■ SUPPLIED MATERIAL:
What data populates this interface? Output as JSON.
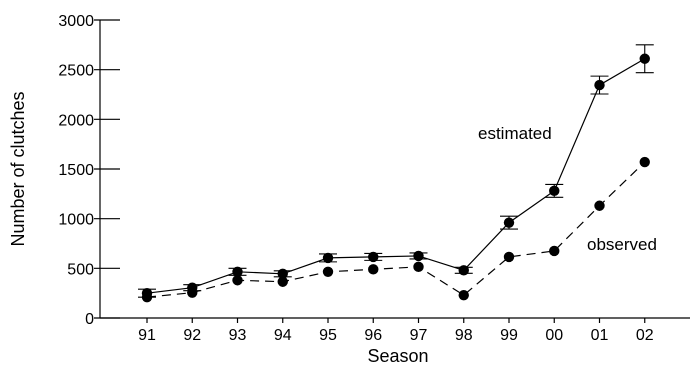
{
  "chart_data": {
    "type": "line",
    "xlabel": "Season",
    "ylabel": "Number of clutches",
    "categories": [
      "91",
      "92",
      "93",
      "94",
      "95",
      "96",
      "97",
      "98",
      "99",
      "00",
      "01",
      "02"
    ],
    "ylim": [
      0,
      3000
    ],
    "yticks": [
      "0",
      "500",
      "1000",
      "1500",
      "2000",
      "2500",
      "3000"
    ],
    "grid": false,
    "series": [
      {
        "name": "estimated",
        "style": "solid",
        "values": [
          250,
          305,
          465,
          445,
          605,
          615,
          625,
          480,
          960,
          1280,
          2345,
          2610
        ],
        "err": [
          40,
          30,
          35,
          30,
          40,
          35,
          30,
          30,
          65,
          65,
          90,
          140
        ]
      },
      {
        "name": "observed",
        "style": "dashed",
        "values": [
          210,
          255,
          380,
          365,
          465,
          490,
          515,
          230,
          615,
          675,
          1130,
          1570
        ]
      }
    ],
    "annotations": {
      "estimated": "estimated",
      "observed": "observed"
    },
    "colors": {
      "line": "#000000"
    }
  }
}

■ WHAT YOU ARE ASKED TO DO:
Go through the material and copy out every line with "estimated" in it.

■ CORRECT RESPONSE:
        "name": "estimated",
      "estimated": "estimated",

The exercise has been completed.